## Task to carry out
Please restate each entry word for word.

(Beginning of Given data)

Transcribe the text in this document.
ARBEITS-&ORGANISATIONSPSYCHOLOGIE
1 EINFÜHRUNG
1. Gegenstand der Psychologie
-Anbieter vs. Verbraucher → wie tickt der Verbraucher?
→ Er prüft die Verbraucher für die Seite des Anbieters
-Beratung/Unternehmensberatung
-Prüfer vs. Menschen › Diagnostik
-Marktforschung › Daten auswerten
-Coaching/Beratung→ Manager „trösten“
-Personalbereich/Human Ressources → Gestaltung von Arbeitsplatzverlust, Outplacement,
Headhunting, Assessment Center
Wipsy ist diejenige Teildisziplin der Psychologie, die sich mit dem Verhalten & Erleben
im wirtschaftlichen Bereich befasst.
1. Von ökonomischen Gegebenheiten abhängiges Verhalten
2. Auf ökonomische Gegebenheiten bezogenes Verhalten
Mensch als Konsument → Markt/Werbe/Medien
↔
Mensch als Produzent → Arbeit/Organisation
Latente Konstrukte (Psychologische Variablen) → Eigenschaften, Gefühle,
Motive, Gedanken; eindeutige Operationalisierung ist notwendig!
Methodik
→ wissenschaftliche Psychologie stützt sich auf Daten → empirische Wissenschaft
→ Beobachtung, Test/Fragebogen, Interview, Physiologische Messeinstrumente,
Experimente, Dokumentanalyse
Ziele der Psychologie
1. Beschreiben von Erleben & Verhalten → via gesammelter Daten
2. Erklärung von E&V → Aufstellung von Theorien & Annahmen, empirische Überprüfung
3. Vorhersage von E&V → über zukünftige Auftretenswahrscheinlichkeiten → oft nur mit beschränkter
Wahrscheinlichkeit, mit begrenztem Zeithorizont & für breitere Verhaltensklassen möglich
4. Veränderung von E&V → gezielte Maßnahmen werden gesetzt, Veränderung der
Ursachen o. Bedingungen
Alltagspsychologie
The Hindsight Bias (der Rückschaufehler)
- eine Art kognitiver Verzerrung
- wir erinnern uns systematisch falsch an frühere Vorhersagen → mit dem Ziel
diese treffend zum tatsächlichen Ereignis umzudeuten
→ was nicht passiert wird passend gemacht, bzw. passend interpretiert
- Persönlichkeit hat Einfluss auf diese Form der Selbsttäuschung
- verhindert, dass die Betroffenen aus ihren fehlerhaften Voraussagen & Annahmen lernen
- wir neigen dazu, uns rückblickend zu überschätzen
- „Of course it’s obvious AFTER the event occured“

(End of Given data)

## Finished exercise
Transcribe the text in this document.
ARBEITS-&ORGANISATIONSPSYCHOLOGIE
1 EINFÜHRUNG
1. Gegenstand der Psychologie
-Anbieter vs. Verbraucher → wie tickt der Verbraucher?
→ Er prüft die Verbraucher für die Seite des Anbieters
-Beratung/Unternehmensberatung
-Prüfer vs. Menschen › Diagnostik
-Marktforschung › Daten auswerten
-Coaching/Beratung→ Manager „trösten“
-Personalbereich/Human Ressources → Gestaltung von Arbeitsplatzverlust, Outplacement,
Headhunting, Assessment Center
Wipsy ist diejenige Teildisziplin der Psychologie, die sich mit dem Verhalten & Erleben
im wirtschaftlichen Bereich befasst.
1. Von ökonomischen Gegebenheiten abhängiges Verhalten
2. Auf ökonomische Gegebenheiten bezogenes Verhalten
Mensch als Konsument → Markt/Werbe/Medien
↔
Mensch als Produzent → Arbeit/Organisation
Latente Konstrukte (Psychologische Variablen) → Eigenschaften, Gefühle,
Motive, Gedanken; eindeutige Operationalisierung ist notwendig!
Methodik
→ wissenschaftliche Psychologie stützt sich auf Daten → empirische Wissenschaft
→ Beobachtung, Test/Fragebogen, Interview, Physiologische Messeinstrumente,
Experimente, Dokumentanalyse
Ziele der Psychologie
1. Beschreiben von Erleben & Verhalten → via gesammelter Daten
2. Erklärung von E&V → Aufstellung von Theorien & Annahmen, empirische Überprüfung
3. Vorhersage von E&V → über zukünftige Auftretenswahrscheinlichkeiten → oft nur mit beschränkter
Wahrscheinlichkeit, mit begrenztem Zeithorizont & für breitere Verhaltensklassen möglich
4. Veränderung von E&V → gezielte Maßnahmen werden gesetzt, Veränderung der
Ursachen o. Bedingungen
Alltagspsychologie
The Hindsight Bias (der Rückschaufehler)
- eine Art kognitiver Verzerrung
- wir erinnern uns systematisch falsch an frühere Vorhersagen → mit dem Ziel
diese treffend zum tatsächlichen Ereignis umzudeuten
→ was nicht passiert wird passend gemacht, bzw. passend interpretiert
- Persönlichkeit hat Einfluss auf diese Form der Selbsttäuschung
- verhindert, dass die Betroffenen aus ihren fehlerhaften Voraussagen & Annahmen lernen
- wir neigen dazu, uns rückblickend zu überschätzen
- „Of course it’s obvious AFTER the event occured“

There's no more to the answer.